* _What this task involves_
Omit all pictures, then retype the data exactly as given.

Rows from a figure dataset

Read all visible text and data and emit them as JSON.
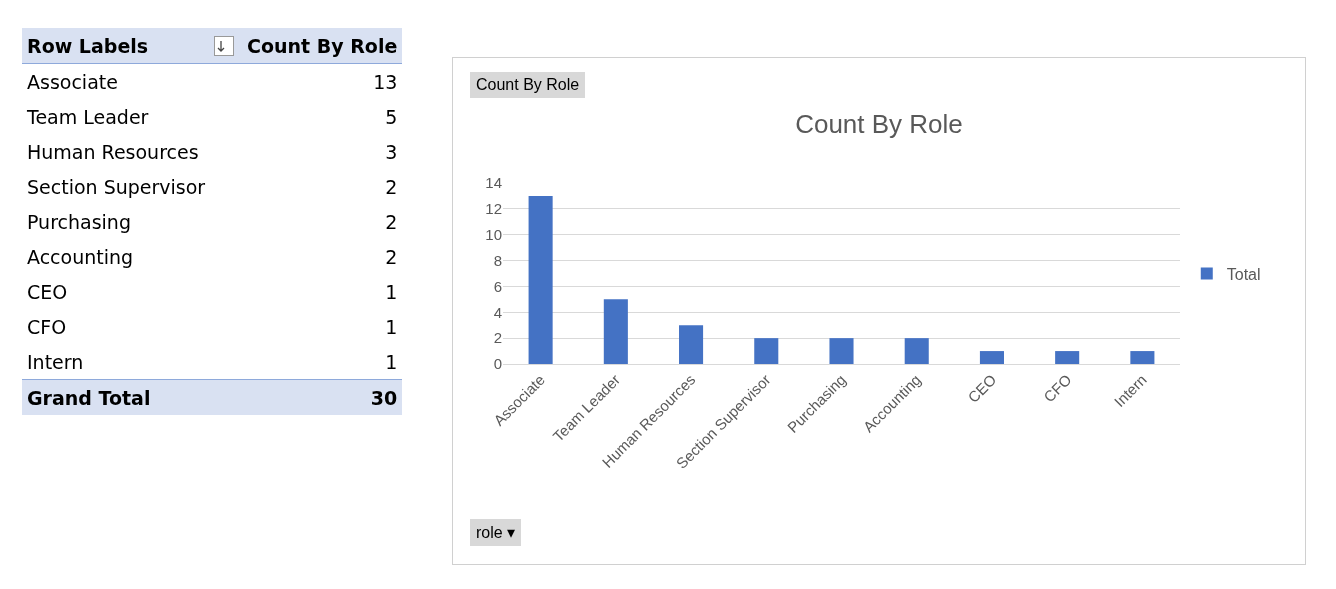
{
  "chart_data": [
    {
      "type": "other",
      "categories": [
        "Associate",
        "Team Leader",
        "Human Resources",
        "Section Supervisor",
        "Purchasing",
        "Accounting",
        "CEO",
        "CFO",
        "Intern"
      ],
      "values": [
        13,
        5,
        3,
        2,
        2,
        2,
        1,
        1,
        1
      ],
      "data_labels": true,
      "annotations": [
        "Row Labels",
        "Count By Role",
        "Grand Total",
        "30"
      ]
    },
    {
      "type": "bar",
      "title": "Count By Role",
      "categories": [
        "Associate",
        "Team Leader",
        "Human Resources",
        "Section Supervisor",
        "Purchasing",
        "Accounting",
        "CEO",
        "CFO",
        "Intern"
      ],
      "series": [
        {
          "name": "Total",
          "color": "#4472c4",
          "values": [
            13,
            5,
            3,
            2,
            2,
            2,
            1,
            1,
            1
          ]
        }
      ],
      "ylim": [
        0,
        14
      ],
      "yticks": [
        0,
        2,
        4,
        6,
        8,
        10,
        12,
        14
      ],
      "grid": "y",
      "legend": "right",
      "annotations": [
        "Count By Role",
        "role ▾"
      ]
    }
  ]
}
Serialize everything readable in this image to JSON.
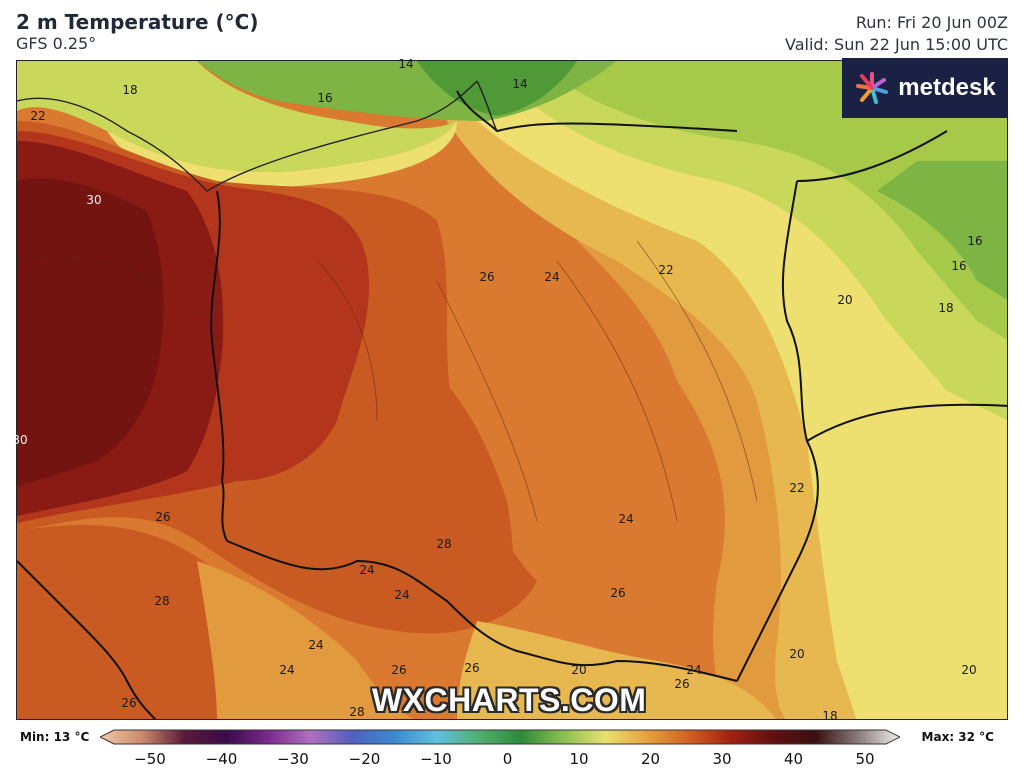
{
  "header": {
    "title": "2 m Temperature (°C)",
    "model": "GFS 0.25°",
    "run": "Run: Fri 20 Jun 00Z",
    "valid": "Valid: Sun 22 Jun 15:00 UTC"
  },
  "logo": {
    "text": "metdesk"
  },
  "watermark": "WXCHARTS.COM",
  "colors": {
    "very_hot": "#8a1a14",
    "hot": "#b3361c",
    "warm": "#c85a22",
    "mild_warm": "#d97a30",
    "orange": "#e29a3e",
    "amber": "#e8b850",
    "yellow": "#ede070",
    "yellow_green": "#c9d85a",
    "light_green": "#a6c94a",
    "green": "#7eb443",
    "dark_green": "#4f9a36"
  },
  "isotherm_labels": [
    {
      "text": "14"
    },
    {
      "text": "14"
    },
    {
      "text": "16"
    },
    {
      "text": "18"
    },
    {
      "text": "22"
    },
    {
      "text": "30"
    },
    {
      "text": "26"
    },
    {
      "text": "24"
    },
    {
      "text": "22"
    },
    {
      "text": "16"
    },
    {
      "text": "16"
    },
    {
      "text": "20"
    },
    {
      "text": "18"
    },
    {
      "text": "30"
    },
    {
      "text": "22"
    },
    {
      "text": "24"
    },
    {
      "text": "26"
    },
    {
      "text": "28"
    },
    {
      "text": "24"
    },
    {
      "text": "24"
    },
    {
      "text": "26"
    },
    {
      "text": "28"
    },
    {
      "text": "24"
    },
    {
      "text": "24"
    },
    {
      "text": "26"
    },
    {
      "text": "26"
    },
    {
      "text": "20"
    },
    {
      "text": "24"
    },
    {
      "text": "26"
    },
    {
      "text": "20"
    },
    {
      "text": "20"
    },
    {
      "text": "26"
    },
    {
      "text": "28"
    },
    {
      "text": "18"
    }
  ],
  "colorbar": {
    "min_label": "Min: 13 °C",
    "max_label": "Max: 32 °C",
    "ticks": [
      "−50",
      "−40",
      "−30",
      "−20",
      "−10",
      "0",
      "10",
      "20",
      "30",
      "40",
      "50"
    ],
    "stops": [
      "#f3c9a6",
      "#c98a6a",
      "#5a1a3a",
      "#3a0a4a",
      "#7a2a8a",
      "#b070c0",
      "#5060c0",
      "#3a8ad0",
      "#60c0e0",
      "#50b070",
      "#2e8a3a",
      "#8ac050",
      "#e8e070",
      "#e8a040",
      "#d06020",
      "#a02010",
      "#601010",
      "#3a1010",
      "#8a7a7a",
      "#f0f0f0"
    ]
  }
}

* _Correct result_
Read all visible text and data and emit them as JSON.
{
  "chart_data": [
    {
      "type": "other",
      "categories": [
        "Associate",
        "Team Leader",
        "Human Resources",
        "Section Supervisor",
        "Purchasing",
        "Accounting",
        "CEO",
        "CFO",
        "Intern"
      ],
      "values": [
        13,
        5,
        3,
        2,
        2,
        2,
        1,
        1,
        1
      ],
      "data_labels": true,
      "annotations": [
        "Row Labels",
        "Count By Role",
        "Grand Total",
        "30"
      ]
    },
    {
      "type": "bar",
      "title": "Count By Role",
      "categories": [
        "Associate",
        "Team Leader",
        "Human Resources",
        "Section Supervisor",
        "Purchasing",
        "Accounting",
        "CEO",
        "CFO",
        "Intern"
      ],
      "series": [
        {
          "name": "Total",
          "color": "#4472c4",
          "values": [
            13,
            5,
            3,
            2,
            2,
            2,
            1,
            1,
            1
          ]
        }
      ],
      "ylim": [
        0,
        14
      ],
      "yticks": [
        0,
        2,
        4,
        6,
        8,
        10,
        12,
        14
      ],
      "grid": "y",
      "legend": "right",
      "annotations": [
        "Count By Role",
        "role ▾"
      ]
    }
  ]
}
Serialize everything readable in this image to JSON.
{
  "header": {
    "title": "2 m Temperature (°C)",
    "model": "GFS 0.25°",
    "run": "Run: Fri 20 Jun 00Z",
    "valid": "Valid: Sun 22 Jun 15:00 UTC"
  },
  "logo": {
    "text": "metdesk"
  },
  "watermark": "WXCHARTS.COM",
  "colors": {
    "very_hot": "#8a1a14",
    "hot": "#b3361c",
    "warm": "#c85a22",
    "mild_warm": "#d97a30",
    "orange": "#e29a3e",
    "amber": "#e8b850",
    "yellow": "#ede070",
    "yellow_green": "#c9d85a",
    "light_green": "#a6c94a",
    "green": "#7eb443",
    "dark_green": "#4f9a36"
  },
  "isotherm_labels": [
    {
      "text": "14"
    },
    {
      "text": "14"
    },
    {
      "text": "16"
    },
    {
      "text": "18"
    },
    {
      "text": "22"
    },
    {
      "text": "30"
    },
    {
      "text": "26"
    },
    {
      "text": "24"
    },
    {
      "text": "22"
    },
    {
      "text": "16"
    },
    {
      "text": "16"
    },
    {
      "text": "20"
    },
    {
      "text": "18"
    },
    {
      "text": "30"
    },
    {
      "text": "22"
    },
    {
      "text": "24"
    },
    {
      "text": "26"
    },
    {
      "text": "28"
    },
    {
      "text": "24"
    },
    {
      "text": "24"
    },
    {
      "text": "26"
    },
    {
      "text": "28"
    },
    {
      "text": "24"
    },
    {
      "text": "24"
    },
    {
      "text": "26"
    },
    {
      "text": "26"
    },
    {
      "text": "20"
    },
    {
      "text": "24"
    },
    {
      "text": "26"
    },
    {
      "text": "20"
    },
    {
      "text": "20"
    },
    {
      "text": "26"
    },
    {
      "text": "28"
    },
    {
      "text": "18"
    }
  ],
  "colorbar": {
    "min_label": "Min: 13 °C",
    "max_label": "Max: 32 °C",
    "ticks": [
      "−50",
      "−40",
      "−30",
      "−20",
      "−10",
      "0",
      "10",
      "20",
      "30",
      "40",
      "50"
    ],
    "stops": [
      "#f3c9a6",
      "#c98a6a",
      "#5a1a3a",
      "#3a0a4a",
      "#7a2a8a",
      "#b070c0",
      "#5060c0",
      "#3a8ad0",
      "#60c0e0",
      "#50b070",
      "#2e8a3a",
      "#8ac050",
      "#e8e070",
      "#e8a040",
      "#d06020",
      "#a02010",
      "#601010",
      "#3a1010",
      "#8a7a7a",
      "#f0f0f0"
    ]
  }
}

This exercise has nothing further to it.